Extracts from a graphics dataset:
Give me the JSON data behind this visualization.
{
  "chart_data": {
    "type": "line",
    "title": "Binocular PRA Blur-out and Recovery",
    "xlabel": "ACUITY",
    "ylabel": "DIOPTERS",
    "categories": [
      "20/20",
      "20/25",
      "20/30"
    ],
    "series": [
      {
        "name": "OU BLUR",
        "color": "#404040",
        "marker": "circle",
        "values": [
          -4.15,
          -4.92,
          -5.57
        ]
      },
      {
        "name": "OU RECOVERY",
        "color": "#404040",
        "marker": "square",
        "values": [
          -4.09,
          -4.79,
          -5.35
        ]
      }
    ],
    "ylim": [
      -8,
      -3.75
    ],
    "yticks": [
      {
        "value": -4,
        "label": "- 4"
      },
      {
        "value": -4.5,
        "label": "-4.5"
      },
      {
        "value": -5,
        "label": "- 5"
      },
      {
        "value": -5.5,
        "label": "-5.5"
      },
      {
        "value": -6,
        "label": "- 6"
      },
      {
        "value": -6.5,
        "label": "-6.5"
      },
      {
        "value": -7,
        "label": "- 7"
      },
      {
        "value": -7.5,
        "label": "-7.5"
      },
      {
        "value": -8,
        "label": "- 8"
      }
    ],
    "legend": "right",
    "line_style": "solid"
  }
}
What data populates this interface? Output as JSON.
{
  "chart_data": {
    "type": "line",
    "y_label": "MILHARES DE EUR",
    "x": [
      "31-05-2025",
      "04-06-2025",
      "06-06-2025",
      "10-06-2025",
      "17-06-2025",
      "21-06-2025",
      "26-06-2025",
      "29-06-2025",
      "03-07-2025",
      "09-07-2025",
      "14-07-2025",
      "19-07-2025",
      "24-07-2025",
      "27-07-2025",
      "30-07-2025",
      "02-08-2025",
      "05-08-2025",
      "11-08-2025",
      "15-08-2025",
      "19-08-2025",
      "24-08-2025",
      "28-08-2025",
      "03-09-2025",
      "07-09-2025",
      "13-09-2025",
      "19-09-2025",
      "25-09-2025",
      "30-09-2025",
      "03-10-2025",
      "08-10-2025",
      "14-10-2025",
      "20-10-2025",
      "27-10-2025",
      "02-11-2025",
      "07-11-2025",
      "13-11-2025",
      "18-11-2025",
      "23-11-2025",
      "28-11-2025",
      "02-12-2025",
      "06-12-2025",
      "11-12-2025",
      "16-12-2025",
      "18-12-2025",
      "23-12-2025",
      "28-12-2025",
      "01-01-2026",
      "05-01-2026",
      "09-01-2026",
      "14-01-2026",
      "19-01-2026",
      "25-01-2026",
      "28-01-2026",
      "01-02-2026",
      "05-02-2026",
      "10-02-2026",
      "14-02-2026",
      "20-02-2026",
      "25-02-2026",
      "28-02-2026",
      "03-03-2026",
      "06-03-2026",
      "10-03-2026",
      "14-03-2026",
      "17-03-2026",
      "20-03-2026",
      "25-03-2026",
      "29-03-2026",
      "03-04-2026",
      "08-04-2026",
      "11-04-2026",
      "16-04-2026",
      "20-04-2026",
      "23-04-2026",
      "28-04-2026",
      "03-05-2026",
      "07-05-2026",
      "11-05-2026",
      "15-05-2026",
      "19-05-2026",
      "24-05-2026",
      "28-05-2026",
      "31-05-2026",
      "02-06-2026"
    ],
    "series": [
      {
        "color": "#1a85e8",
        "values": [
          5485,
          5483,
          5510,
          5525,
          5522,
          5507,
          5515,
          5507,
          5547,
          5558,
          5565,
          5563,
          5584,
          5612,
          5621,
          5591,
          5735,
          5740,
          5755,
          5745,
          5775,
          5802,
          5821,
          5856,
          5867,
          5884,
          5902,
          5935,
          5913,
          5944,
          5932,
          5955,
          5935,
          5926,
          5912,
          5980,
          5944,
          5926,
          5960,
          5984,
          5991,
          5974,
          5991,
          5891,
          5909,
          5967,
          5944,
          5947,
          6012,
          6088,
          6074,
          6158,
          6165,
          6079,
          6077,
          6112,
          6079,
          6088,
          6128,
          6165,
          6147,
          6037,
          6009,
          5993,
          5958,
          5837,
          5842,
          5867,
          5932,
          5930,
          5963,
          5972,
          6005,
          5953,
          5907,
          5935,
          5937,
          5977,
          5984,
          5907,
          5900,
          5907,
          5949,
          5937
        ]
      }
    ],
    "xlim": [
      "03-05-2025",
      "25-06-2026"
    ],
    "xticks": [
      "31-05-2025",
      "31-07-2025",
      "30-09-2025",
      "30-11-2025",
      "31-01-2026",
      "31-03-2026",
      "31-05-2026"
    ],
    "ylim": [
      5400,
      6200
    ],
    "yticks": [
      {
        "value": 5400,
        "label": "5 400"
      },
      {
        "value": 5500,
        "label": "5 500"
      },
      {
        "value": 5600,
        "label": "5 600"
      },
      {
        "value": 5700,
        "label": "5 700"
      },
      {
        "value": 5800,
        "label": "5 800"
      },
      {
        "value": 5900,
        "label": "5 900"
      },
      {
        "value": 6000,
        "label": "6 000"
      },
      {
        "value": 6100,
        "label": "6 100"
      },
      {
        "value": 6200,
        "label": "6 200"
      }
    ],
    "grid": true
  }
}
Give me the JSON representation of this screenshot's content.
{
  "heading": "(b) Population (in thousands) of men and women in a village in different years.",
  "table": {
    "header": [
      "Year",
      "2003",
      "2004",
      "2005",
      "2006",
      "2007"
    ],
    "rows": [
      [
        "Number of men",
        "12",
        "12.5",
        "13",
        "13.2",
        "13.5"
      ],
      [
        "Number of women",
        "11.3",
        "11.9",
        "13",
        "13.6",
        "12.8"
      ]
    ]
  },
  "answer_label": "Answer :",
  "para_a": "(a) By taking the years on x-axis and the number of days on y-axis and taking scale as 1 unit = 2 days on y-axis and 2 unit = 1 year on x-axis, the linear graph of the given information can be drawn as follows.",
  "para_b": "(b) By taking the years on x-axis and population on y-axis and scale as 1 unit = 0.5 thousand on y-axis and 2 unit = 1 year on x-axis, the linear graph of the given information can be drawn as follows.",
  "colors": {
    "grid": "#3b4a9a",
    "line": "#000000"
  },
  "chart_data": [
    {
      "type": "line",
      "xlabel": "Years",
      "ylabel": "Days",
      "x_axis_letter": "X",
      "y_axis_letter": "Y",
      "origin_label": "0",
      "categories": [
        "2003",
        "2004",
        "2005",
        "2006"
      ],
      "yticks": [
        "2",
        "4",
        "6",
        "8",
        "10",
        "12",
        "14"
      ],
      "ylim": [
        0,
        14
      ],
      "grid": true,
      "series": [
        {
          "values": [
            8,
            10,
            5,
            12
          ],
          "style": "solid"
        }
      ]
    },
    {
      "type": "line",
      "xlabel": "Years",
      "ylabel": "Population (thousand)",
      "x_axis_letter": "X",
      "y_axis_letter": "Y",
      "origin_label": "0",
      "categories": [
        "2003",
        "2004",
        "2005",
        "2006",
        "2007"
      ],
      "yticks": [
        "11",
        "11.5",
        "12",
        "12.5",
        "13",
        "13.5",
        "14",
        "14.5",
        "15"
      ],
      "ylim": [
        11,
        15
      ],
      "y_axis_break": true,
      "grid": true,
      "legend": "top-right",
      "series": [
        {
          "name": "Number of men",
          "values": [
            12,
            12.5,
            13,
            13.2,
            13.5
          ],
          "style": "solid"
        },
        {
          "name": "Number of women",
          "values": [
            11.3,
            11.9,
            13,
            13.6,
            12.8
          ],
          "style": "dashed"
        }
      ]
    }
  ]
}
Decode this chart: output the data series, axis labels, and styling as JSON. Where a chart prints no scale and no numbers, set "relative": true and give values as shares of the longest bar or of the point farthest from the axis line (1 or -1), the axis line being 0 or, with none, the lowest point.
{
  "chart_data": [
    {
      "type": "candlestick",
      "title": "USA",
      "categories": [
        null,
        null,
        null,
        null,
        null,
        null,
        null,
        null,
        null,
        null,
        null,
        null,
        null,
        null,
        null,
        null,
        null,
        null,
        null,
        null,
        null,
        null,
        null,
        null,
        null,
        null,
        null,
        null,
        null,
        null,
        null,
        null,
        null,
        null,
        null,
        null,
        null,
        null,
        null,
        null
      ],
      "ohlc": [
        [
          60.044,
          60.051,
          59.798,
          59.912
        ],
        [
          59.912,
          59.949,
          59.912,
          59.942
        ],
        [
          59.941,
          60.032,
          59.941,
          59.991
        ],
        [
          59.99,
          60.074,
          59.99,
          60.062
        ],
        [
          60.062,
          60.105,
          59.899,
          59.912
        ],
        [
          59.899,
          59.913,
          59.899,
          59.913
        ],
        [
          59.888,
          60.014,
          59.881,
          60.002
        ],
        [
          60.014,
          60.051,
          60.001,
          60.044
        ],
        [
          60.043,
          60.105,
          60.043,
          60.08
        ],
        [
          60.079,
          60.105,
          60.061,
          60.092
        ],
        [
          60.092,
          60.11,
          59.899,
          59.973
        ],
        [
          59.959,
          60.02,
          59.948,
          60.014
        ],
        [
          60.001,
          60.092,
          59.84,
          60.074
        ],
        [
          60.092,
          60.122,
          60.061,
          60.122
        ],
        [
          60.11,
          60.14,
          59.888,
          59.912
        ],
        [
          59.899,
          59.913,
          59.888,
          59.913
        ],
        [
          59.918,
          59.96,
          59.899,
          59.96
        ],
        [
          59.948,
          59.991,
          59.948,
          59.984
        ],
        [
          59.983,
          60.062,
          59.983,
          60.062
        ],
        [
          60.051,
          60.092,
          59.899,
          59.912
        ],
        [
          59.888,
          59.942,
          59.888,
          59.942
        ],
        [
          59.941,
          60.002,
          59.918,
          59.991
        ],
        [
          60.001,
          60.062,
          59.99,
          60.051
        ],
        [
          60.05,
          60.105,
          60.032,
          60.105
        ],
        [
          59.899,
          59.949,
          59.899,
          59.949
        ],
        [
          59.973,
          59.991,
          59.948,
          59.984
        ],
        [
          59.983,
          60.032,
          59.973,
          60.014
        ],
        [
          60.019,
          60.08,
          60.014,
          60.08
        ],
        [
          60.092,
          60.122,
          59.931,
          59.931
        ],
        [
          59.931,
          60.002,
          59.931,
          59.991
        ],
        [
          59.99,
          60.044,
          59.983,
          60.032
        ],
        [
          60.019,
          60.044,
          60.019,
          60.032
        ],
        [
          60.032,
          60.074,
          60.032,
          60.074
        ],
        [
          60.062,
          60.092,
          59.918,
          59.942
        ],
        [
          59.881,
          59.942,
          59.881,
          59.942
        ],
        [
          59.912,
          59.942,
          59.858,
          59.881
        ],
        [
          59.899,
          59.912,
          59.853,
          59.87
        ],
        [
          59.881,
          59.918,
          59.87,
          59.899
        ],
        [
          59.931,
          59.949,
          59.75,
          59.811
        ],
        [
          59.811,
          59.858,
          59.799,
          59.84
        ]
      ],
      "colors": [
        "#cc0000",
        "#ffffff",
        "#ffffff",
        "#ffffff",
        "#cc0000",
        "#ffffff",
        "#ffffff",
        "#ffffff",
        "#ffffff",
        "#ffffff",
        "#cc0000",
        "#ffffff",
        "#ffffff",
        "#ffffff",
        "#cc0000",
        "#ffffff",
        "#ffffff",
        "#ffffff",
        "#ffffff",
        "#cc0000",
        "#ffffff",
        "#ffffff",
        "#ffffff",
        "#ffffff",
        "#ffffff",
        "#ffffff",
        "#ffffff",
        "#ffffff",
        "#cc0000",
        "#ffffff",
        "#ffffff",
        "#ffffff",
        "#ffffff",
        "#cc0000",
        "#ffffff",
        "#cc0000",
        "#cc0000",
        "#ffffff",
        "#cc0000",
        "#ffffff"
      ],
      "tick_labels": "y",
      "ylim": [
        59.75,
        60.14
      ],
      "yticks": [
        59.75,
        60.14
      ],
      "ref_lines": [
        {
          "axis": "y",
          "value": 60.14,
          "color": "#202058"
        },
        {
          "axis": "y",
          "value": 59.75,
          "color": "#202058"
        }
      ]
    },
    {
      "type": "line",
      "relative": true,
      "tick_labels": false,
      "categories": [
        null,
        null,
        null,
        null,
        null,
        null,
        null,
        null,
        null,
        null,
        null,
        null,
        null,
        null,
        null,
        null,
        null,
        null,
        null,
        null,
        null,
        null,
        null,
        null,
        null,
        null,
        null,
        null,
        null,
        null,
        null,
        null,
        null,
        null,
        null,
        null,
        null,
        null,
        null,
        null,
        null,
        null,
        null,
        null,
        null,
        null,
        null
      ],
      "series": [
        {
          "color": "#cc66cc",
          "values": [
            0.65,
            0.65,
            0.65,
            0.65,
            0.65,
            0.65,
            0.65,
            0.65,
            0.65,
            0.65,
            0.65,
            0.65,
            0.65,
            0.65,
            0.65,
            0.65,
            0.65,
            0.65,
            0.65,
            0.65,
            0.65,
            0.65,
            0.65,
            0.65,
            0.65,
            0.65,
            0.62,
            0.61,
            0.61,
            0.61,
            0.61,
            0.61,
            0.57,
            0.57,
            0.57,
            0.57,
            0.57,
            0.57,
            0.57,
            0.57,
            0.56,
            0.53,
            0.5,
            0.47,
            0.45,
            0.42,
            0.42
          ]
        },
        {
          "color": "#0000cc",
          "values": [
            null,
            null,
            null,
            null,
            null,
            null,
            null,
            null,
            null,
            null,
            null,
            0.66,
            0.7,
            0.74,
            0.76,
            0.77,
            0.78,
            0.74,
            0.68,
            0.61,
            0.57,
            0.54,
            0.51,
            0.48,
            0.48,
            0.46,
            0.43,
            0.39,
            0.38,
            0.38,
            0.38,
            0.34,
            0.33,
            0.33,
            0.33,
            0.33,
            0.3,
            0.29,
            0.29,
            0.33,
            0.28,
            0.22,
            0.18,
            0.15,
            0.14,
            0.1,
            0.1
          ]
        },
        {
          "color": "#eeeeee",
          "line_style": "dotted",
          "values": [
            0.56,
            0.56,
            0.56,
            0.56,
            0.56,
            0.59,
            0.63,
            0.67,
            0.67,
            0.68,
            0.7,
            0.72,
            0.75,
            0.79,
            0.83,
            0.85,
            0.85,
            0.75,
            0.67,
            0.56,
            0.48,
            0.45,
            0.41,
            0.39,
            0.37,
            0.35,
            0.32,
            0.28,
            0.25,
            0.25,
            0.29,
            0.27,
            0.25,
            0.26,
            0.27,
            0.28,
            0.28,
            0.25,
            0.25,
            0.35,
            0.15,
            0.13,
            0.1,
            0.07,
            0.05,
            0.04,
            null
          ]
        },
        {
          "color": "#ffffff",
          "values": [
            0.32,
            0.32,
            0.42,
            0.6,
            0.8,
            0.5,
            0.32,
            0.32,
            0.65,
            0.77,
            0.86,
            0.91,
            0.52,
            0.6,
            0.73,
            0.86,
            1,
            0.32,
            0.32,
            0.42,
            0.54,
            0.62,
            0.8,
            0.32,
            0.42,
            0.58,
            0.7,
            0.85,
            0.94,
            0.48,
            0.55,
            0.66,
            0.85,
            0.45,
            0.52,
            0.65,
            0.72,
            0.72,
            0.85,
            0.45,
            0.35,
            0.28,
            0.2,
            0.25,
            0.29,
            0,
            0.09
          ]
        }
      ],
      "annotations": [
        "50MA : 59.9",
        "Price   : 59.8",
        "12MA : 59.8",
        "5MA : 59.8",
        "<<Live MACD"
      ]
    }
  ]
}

• WHAT THE EXERCISE ASKS:
Count how many lines above contain the word "relative". Reply with the number alone.

• ANSWER BELOW:
2